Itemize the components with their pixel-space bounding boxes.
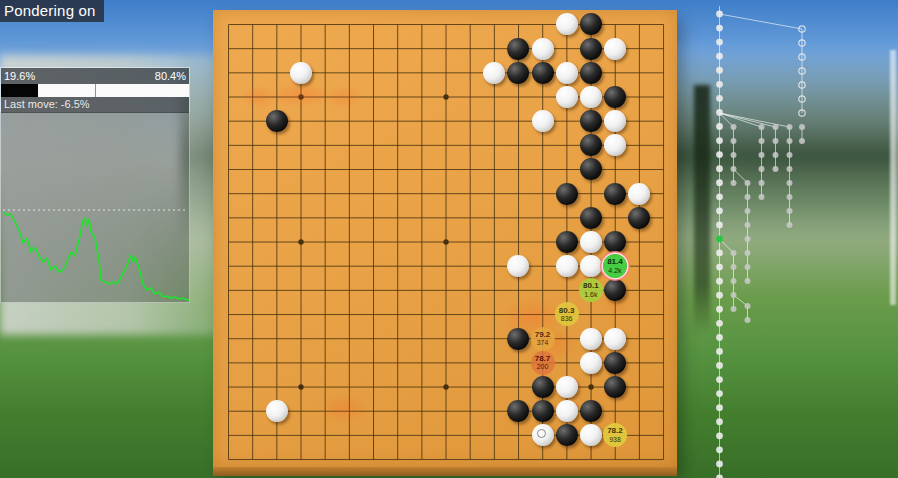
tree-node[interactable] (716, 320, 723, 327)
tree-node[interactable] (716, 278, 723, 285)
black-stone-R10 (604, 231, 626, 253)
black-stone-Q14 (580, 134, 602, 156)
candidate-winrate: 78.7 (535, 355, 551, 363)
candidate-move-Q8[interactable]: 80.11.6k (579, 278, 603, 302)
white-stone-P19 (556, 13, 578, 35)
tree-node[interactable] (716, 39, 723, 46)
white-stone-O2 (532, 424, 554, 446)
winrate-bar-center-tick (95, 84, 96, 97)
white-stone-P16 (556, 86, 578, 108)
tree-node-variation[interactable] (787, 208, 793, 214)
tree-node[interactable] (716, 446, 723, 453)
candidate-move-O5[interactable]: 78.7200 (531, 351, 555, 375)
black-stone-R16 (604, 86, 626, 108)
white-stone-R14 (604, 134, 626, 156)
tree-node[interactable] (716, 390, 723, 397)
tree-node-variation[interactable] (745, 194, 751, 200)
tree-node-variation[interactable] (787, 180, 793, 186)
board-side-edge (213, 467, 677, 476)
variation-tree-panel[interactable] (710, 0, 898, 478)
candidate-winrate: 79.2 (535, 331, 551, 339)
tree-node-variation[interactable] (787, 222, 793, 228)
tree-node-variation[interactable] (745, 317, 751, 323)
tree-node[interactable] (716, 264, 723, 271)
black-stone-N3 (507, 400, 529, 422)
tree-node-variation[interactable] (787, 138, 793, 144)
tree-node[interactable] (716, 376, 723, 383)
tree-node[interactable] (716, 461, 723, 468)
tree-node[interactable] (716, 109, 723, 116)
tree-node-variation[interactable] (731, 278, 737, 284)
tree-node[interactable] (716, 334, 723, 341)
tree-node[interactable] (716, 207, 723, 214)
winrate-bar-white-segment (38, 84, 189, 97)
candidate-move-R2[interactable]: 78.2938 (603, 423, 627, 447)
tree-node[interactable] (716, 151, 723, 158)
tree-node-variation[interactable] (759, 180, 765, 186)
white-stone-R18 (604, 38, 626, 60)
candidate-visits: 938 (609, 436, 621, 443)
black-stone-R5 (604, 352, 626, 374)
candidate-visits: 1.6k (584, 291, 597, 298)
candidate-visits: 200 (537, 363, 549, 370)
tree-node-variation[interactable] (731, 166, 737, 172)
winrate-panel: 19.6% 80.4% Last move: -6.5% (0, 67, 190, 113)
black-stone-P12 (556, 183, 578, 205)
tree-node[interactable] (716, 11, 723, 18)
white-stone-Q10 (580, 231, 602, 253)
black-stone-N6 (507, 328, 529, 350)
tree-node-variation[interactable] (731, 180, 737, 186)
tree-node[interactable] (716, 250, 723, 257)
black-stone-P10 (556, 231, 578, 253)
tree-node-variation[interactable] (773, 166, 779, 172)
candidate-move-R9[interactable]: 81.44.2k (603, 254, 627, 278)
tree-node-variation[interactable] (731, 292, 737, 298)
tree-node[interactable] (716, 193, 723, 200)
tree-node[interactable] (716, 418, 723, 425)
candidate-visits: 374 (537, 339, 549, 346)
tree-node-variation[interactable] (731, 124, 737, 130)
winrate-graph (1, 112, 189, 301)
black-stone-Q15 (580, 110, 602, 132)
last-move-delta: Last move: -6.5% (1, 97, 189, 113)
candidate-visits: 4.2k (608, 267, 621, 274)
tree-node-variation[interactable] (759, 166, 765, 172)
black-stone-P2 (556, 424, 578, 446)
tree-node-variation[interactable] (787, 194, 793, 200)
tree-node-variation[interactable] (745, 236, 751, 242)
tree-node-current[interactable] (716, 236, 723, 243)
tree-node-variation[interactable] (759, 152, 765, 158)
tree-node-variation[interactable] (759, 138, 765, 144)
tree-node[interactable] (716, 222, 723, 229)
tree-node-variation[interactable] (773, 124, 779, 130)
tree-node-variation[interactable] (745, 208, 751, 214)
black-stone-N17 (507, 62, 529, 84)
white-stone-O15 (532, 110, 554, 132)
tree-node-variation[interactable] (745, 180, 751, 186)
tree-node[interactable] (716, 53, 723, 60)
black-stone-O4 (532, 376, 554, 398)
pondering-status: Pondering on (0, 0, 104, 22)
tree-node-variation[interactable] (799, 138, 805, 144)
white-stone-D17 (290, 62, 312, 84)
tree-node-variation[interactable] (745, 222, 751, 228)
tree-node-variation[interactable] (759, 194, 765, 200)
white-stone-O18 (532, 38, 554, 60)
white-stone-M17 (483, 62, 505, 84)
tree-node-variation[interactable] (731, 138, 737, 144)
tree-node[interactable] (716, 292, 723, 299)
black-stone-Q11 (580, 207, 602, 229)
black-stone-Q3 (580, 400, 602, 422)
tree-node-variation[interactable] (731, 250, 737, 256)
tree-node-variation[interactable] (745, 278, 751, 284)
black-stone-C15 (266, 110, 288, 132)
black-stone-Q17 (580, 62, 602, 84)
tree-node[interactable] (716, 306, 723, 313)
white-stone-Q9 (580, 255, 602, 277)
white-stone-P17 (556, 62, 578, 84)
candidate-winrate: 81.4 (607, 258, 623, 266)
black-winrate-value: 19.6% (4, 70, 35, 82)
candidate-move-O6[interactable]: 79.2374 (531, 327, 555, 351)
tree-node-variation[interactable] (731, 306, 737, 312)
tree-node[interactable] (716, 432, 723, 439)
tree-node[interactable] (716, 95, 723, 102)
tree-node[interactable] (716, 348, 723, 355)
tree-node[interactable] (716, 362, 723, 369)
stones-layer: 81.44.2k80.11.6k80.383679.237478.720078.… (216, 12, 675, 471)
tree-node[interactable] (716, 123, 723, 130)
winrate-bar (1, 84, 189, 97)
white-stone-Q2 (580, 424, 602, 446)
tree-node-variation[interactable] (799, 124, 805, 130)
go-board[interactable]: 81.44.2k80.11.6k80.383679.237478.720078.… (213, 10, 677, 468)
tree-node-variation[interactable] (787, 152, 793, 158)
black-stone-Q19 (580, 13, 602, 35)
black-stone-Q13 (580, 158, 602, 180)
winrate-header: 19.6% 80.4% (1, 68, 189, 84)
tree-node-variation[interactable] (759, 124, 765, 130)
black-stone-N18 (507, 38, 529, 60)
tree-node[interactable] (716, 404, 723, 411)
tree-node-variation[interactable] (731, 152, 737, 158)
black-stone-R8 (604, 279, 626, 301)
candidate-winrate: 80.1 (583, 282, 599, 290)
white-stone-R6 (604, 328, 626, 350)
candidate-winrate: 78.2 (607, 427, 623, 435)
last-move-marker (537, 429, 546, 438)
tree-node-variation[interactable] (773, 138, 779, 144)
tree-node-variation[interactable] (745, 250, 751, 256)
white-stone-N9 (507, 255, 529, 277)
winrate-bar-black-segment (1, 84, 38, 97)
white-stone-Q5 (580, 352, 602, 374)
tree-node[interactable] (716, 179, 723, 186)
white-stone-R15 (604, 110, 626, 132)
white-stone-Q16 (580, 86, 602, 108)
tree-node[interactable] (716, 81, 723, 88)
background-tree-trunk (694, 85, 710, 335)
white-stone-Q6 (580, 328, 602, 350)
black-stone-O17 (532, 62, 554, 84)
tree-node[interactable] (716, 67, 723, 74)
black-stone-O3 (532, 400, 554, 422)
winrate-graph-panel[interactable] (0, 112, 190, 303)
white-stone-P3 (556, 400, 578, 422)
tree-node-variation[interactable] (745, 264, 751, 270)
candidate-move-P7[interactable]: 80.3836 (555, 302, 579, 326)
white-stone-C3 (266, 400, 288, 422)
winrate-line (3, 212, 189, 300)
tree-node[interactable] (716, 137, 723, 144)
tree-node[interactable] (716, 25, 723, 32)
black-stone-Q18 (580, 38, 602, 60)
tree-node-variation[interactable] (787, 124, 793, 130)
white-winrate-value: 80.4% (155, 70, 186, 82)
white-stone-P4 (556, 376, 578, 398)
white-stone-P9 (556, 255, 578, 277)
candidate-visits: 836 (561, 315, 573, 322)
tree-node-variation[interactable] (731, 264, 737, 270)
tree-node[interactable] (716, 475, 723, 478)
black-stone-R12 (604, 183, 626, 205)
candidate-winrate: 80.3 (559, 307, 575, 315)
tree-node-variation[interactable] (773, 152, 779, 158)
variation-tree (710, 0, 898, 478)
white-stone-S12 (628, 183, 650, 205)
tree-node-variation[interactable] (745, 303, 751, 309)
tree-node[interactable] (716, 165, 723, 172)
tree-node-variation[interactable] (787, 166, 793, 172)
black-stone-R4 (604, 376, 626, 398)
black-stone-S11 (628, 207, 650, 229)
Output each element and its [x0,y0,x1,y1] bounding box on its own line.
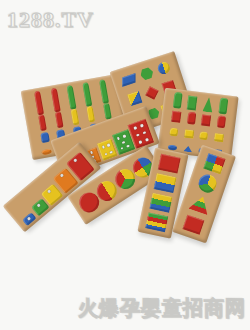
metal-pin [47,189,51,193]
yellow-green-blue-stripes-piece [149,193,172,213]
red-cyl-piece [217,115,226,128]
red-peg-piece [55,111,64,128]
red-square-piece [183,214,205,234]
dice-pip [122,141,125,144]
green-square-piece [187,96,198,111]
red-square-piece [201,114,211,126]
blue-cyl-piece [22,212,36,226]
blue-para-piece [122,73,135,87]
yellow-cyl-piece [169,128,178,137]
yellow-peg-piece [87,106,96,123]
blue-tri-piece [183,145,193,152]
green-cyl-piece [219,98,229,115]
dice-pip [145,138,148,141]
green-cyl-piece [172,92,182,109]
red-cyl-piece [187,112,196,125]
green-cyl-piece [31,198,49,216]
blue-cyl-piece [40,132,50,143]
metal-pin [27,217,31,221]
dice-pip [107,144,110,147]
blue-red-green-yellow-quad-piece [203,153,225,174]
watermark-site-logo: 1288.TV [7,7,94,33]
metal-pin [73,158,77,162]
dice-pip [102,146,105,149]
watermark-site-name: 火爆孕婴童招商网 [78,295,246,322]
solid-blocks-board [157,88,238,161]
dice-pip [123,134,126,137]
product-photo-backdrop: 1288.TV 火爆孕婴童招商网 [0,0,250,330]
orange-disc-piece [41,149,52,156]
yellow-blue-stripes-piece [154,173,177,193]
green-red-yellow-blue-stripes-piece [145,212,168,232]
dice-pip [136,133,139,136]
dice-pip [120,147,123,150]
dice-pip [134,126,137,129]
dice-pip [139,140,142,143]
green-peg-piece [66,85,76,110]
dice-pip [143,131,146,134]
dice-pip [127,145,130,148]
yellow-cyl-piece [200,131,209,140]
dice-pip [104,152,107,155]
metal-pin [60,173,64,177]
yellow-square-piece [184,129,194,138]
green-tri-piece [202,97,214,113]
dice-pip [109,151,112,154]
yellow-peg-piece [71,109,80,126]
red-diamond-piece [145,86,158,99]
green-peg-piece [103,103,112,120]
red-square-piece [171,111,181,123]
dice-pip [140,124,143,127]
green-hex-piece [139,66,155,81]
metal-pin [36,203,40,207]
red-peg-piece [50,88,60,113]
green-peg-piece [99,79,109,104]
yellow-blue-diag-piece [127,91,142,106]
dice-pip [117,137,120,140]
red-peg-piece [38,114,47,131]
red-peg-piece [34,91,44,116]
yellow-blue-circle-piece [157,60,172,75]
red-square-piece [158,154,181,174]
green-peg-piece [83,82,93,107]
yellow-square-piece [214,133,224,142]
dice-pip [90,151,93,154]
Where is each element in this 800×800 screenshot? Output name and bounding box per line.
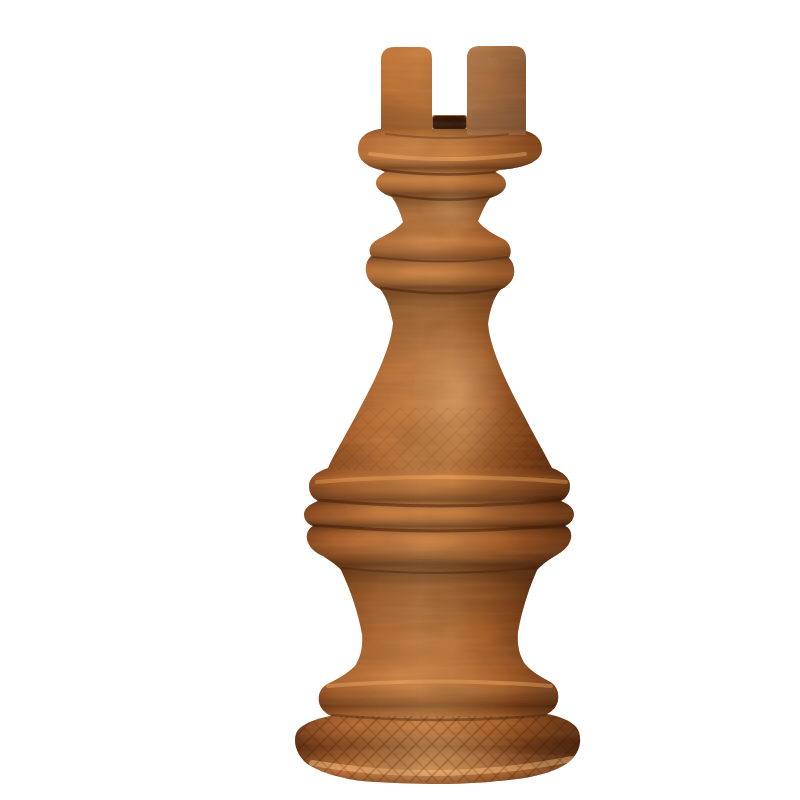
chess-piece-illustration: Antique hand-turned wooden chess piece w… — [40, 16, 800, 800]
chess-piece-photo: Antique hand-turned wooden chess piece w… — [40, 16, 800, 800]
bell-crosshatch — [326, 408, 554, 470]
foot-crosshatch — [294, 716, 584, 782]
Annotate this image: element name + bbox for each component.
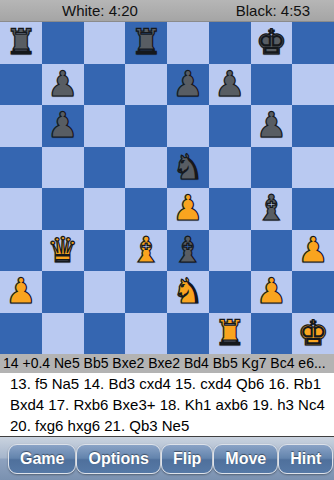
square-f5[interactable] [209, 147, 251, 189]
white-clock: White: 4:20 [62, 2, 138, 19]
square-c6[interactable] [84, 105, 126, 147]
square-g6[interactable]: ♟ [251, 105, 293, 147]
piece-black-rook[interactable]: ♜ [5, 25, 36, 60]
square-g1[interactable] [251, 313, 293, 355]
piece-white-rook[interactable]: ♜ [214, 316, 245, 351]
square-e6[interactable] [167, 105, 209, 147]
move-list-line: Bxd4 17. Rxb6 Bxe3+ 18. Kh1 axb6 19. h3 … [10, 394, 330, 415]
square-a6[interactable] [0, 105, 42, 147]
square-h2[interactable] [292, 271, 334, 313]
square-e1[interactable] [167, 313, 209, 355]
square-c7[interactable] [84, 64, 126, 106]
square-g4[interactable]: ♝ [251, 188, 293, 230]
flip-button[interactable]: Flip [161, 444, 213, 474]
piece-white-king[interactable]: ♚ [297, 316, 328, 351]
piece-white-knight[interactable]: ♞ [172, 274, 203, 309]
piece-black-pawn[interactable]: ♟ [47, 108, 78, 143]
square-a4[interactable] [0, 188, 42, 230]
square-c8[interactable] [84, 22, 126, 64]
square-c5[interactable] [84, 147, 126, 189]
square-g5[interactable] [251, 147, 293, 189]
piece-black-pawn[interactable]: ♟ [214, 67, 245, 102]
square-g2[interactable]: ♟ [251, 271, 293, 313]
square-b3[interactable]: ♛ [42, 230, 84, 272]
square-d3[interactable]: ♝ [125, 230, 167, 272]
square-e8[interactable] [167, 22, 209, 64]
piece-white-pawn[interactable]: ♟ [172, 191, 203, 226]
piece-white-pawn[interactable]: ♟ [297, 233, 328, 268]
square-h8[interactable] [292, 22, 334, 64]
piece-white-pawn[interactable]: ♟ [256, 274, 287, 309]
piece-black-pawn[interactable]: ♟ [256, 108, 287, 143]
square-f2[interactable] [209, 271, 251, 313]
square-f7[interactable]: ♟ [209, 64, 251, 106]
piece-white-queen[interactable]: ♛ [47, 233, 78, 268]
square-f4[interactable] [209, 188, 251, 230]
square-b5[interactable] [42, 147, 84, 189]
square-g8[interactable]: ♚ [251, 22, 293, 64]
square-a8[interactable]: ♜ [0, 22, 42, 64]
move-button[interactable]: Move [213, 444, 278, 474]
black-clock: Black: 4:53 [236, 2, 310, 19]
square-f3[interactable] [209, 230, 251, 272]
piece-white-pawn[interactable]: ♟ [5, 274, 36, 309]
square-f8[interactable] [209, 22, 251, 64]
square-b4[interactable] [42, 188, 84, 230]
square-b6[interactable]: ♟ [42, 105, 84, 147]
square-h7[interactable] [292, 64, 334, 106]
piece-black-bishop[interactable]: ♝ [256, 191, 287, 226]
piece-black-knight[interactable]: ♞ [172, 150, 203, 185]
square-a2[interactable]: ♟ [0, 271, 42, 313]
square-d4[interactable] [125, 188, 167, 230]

========================

• [TO BE DONE]:
Quote verbatim the lines of the data above from the one holding "metal-pin [47,189,51,193]" to the one holding "dice-pip [123,134,126,137]", inclusive.

• [FINAL RESULT]:
metal-pin [47,189,51,193]
yellow-green-blue-stripes-piece [149,193,172,213]
red-cyl-piece [217,115,226,128]
red-peg-piece [55,111,64,128]
red-square-piece [183,214,205,234]
dice-pip [122,141,125,144]
green-square-piece [187,96,198,111]
red-square-piece [201,114,211,126]
blue-cyl-piece [22,212,36,226]
blue-para-piece [122,73,135,87]
yellow-cyl-piece [169,128,178,137]
yellow-peg-piece [87,106,96,123]
blue-tri-piece [183,145,193,152]
green-cyl-piece [219,98,229,115]
dice-pip [145,138,148,141]
green-cyl-piece [172,92,182,109]
red-cyl-piece [187,112,196,125]
green-cyl-piece [31,198,49,216]
blue-cyl-piece [40,132,50,143]
metal-pin [27,217,31,221]
dice-pip [107,144,110,147]
blue-red-green-yellow-quad-piece [203,153,225,174]
watermark-site-logo: 1288.TV [7,7,94,33]
metal-pin [73,158,77,162]
dice-pip [102,146,105,149]
watermark-site-name: 火爆孕婴童招商网 [78,295,246,322]
solid-blocks-board [157,88,238,161]
dice-pip [123,134,126,137]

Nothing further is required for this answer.